### THE TASK
Update the items from the first line up to and including the line with "table-cell: 103,5 [1178, 1016, 1311, 1066]" by changing each "table-row" to "row", leaving everything else the same.

** Start THE DATA **

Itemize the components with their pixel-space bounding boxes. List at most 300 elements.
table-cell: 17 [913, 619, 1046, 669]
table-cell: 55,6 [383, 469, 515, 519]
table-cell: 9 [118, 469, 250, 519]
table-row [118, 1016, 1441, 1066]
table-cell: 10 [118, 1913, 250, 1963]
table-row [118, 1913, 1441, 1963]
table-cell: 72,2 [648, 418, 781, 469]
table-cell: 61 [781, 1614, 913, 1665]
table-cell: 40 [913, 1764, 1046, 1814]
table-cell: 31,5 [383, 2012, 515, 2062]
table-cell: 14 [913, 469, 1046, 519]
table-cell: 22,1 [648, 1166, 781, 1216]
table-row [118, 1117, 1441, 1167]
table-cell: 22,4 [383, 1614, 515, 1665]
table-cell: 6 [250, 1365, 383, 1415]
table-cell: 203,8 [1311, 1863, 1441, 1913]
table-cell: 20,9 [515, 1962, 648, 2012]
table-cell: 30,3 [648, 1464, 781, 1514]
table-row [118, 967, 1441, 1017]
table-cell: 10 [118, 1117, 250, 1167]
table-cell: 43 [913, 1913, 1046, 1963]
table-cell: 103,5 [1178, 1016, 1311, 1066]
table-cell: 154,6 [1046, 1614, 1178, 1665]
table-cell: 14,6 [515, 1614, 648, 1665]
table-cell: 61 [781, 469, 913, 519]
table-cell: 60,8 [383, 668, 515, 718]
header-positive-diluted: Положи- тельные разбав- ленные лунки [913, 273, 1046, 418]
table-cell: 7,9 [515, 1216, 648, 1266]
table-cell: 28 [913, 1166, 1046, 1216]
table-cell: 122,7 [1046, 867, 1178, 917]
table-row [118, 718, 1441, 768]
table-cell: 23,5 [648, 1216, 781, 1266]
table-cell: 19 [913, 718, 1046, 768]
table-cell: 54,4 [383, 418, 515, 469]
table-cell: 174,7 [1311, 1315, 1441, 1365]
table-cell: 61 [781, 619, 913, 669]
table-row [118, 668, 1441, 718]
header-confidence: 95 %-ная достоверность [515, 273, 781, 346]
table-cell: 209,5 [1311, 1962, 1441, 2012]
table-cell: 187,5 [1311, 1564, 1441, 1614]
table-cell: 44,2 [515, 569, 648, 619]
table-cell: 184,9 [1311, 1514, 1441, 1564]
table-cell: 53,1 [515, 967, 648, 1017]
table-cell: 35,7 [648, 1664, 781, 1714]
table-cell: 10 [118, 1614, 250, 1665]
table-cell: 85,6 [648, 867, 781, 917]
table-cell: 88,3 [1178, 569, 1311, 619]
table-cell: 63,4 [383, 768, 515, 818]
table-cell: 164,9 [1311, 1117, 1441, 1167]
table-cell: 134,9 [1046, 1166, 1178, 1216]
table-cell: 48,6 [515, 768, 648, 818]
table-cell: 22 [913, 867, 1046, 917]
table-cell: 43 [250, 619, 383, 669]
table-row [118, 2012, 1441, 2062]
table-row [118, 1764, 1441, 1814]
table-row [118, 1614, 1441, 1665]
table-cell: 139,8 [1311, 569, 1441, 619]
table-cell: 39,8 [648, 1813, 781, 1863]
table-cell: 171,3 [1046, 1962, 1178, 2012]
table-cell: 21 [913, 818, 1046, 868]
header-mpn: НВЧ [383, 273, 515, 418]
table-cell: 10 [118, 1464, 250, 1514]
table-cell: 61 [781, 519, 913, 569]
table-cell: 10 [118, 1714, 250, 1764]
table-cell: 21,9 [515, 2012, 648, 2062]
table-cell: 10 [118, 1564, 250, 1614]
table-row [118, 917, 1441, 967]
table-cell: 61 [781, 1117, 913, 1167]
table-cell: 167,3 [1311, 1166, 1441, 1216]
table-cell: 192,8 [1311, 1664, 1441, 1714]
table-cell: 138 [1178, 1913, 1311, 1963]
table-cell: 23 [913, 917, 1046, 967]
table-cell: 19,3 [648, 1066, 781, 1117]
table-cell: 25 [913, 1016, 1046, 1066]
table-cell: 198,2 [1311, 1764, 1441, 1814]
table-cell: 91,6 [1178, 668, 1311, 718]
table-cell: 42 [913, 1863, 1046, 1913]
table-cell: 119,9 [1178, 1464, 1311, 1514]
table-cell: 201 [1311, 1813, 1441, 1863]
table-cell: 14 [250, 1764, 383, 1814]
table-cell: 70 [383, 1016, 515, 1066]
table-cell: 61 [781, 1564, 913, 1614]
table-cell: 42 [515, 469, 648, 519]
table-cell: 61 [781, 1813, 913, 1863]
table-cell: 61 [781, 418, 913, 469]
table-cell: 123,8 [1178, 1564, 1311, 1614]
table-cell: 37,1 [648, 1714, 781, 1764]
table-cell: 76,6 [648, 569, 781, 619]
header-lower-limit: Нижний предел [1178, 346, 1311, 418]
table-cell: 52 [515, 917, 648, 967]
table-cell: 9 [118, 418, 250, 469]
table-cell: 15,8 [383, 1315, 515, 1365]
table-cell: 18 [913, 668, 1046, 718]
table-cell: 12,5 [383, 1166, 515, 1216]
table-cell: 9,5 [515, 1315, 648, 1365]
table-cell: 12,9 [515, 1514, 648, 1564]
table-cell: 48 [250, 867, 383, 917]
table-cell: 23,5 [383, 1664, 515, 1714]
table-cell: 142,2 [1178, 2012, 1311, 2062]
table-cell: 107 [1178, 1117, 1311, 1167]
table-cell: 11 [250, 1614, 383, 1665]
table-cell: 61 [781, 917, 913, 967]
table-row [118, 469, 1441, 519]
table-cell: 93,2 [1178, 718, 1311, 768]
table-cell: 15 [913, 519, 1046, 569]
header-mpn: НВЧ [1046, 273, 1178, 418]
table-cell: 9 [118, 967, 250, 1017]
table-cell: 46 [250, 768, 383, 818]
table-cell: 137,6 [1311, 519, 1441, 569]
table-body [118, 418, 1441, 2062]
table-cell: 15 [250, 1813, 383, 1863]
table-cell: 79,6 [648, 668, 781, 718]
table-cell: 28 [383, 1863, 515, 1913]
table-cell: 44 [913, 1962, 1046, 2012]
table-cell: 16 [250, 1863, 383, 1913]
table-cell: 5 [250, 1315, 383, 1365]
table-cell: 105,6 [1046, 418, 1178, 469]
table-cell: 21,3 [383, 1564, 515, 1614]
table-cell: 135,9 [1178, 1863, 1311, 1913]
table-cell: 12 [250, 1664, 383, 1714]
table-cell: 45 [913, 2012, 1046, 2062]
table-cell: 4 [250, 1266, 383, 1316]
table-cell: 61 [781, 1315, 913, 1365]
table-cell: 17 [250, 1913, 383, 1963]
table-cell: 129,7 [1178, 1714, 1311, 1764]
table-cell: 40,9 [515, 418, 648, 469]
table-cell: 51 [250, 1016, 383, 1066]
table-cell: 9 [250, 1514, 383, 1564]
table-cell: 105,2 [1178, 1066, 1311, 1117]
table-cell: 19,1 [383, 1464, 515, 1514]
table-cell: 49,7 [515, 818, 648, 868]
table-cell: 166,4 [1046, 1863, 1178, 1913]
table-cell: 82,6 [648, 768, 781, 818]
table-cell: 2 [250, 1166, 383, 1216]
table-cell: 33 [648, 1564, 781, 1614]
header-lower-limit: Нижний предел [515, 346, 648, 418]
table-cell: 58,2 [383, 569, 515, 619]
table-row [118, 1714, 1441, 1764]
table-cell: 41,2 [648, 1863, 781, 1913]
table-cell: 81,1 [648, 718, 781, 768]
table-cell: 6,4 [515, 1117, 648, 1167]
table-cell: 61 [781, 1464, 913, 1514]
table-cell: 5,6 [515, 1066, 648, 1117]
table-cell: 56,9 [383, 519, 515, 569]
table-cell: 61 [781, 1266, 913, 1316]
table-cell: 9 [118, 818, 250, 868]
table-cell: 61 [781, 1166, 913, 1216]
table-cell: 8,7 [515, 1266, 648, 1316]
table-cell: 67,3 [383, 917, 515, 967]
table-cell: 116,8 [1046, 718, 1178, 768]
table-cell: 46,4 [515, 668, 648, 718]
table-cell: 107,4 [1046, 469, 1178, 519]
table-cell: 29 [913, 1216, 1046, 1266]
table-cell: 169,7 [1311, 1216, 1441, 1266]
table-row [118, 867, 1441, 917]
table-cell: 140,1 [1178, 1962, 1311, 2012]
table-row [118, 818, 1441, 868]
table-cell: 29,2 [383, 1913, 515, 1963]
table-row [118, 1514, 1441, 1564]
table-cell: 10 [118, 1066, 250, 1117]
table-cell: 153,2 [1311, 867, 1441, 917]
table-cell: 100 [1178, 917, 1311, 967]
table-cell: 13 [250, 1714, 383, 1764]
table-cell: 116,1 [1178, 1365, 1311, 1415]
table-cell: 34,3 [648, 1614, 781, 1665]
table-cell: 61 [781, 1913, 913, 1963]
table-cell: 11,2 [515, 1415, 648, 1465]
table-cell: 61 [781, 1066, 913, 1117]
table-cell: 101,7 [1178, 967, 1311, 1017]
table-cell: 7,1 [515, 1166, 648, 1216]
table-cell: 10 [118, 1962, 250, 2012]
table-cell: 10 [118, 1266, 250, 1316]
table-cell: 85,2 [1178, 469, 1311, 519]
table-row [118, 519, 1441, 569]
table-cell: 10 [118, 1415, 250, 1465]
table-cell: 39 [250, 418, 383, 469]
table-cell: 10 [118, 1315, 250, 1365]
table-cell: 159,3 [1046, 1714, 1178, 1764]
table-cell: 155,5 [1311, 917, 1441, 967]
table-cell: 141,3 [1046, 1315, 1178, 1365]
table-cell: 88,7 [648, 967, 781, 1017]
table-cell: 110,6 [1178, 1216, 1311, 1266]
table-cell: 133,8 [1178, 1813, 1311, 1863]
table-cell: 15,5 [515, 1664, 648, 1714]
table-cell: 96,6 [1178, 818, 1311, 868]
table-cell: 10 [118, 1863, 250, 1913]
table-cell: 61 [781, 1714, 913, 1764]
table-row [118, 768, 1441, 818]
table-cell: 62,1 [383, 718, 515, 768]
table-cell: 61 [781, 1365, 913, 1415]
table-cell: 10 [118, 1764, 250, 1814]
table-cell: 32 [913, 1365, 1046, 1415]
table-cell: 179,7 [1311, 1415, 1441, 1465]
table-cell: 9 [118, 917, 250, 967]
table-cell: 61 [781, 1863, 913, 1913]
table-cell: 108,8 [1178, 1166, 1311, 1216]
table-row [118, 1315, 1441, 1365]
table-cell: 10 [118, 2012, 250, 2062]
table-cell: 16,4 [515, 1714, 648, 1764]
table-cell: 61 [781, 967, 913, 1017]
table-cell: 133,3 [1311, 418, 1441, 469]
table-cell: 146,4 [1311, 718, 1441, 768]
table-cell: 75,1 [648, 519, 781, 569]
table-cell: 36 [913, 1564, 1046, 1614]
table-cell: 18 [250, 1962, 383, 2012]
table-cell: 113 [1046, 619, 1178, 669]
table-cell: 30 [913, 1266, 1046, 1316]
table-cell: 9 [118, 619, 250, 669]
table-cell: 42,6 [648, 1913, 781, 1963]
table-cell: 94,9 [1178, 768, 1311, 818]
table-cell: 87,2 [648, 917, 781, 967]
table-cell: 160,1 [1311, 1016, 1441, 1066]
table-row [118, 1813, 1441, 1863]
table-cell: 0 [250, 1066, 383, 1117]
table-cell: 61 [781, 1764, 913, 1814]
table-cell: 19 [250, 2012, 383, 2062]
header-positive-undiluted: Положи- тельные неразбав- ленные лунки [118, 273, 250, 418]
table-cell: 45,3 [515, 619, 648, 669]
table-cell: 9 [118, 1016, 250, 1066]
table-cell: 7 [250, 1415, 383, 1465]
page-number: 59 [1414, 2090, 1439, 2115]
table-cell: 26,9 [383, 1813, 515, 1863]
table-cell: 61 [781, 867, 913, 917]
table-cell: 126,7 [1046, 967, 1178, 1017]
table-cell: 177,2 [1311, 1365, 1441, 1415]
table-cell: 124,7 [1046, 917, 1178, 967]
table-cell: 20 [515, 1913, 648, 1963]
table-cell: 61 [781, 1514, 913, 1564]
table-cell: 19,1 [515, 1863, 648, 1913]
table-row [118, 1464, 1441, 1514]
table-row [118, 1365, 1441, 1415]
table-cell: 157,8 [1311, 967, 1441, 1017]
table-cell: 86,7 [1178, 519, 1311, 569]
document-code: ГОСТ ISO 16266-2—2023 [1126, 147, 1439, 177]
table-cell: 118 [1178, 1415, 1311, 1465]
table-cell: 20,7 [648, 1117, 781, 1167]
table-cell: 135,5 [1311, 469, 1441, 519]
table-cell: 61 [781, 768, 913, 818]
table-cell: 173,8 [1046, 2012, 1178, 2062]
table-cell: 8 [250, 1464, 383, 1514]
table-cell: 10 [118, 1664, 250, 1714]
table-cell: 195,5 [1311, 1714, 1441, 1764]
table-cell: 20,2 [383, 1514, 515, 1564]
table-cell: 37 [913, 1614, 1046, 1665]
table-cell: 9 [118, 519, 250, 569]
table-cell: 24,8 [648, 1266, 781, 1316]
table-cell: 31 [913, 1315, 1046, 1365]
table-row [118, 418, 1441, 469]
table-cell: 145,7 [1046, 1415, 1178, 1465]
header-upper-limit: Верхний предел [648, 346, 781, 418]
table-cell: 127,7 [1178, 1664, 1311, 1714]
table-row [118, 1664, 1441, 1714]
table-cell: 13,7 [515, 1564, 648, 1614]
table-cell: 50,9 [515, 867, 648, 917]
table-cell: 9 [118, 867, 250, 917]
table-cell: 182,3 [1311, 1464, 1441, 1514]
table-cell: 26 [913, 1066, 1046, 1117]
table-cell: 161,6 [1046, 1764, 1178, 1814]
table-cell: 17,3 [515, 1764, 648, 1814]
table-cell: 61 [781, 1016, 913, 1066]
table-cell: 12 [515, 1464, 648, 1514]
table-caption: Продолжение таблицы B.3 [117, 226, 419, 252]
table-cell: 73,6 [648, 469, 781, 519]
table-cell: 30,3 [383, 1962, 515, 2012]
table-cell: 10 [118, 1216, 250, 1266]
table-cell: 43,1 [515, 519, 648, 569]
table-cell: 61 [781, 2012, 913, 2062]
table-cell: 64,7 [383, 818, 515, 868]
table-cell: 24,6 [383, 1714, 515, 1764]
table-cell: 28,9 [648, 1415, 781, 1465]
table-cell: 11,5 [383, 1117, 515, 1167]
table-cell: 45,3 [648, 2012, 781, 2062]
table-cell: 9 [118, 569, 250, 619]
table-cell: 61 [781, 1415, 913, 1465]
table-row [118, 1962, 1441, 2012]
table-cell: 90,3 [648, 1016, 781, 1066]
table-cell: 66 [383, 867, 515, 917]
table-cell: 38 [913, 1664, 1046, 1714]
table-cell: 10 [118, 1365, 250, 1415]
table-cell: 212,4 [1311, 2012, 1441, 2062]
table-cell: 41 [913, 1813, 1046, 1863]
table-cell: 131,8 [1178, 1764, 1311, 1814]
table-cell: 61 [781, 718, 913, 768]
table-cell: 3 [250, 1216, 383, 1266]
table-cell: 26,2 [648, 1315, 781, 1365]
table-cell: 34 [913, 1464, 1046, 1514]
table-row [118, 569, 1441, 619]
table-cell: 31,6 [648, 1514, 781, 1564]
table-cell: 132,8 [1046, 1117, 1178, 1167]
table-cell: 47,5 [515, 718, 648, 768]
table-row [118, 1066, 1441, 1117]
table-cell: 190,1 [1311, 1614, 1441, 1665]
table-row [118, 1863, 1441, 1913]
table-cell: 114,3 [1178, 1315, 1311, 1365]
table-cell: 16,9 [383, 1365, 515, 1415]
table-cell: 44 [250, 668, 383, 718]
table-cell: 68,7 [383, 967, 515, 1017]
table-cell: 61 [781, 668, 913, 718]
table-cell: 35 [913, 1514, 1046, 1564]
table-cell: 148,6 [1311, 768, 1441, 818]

** End THE DATA **

### COMPLETE OUTPUT
Itemize the components with their pixel-space bounding boxes. List at most 300 elements.
table-cell: 17 [913, 619, 1046, 669]
table-cell: 55,6 [383, 469, 515, 519]
table-cell: 9 [118, 469, 250, 519]
row [118, 1016, 1441, 1066]
table-cell: 10 [118, 1913, 250, 1963]
row [118, 1913, 1441, 1963]
table-cell: 72,2 [648, 418, 781, 469]
table-cell: 61 [781, 1614, 913, 1665]
table-cell: 40 [913, 1764, 1046, 1814]
table-cell: 31,5 [383, 2012, 515, 2062]
table-cell: 14 [913, 469, 1046, 519]
table-cell: 22,1 [648, 1166, 781, 1216]
row [118, 1117, 1441, 1167]
table-cell: 22,4 [383, 1614, 515, 1665]
table-cell: 6 [250, 1365, 383, 1415]
table-cell: 203,8 [1311, 1863, 1441, 1913]
table-cell: 20,9 [515, 1962, 648, 2012]
table-cell: 30,3 [648, 1464, 781, 1514]
row [118, 967, 1441, 1017]
table-cell: 10 [118, 1117, 250, 1167]
table-cell: 43 [913, 1913, 1046, 1963]
table-cell: 103,5 [1178, 1016, 1311, 1066]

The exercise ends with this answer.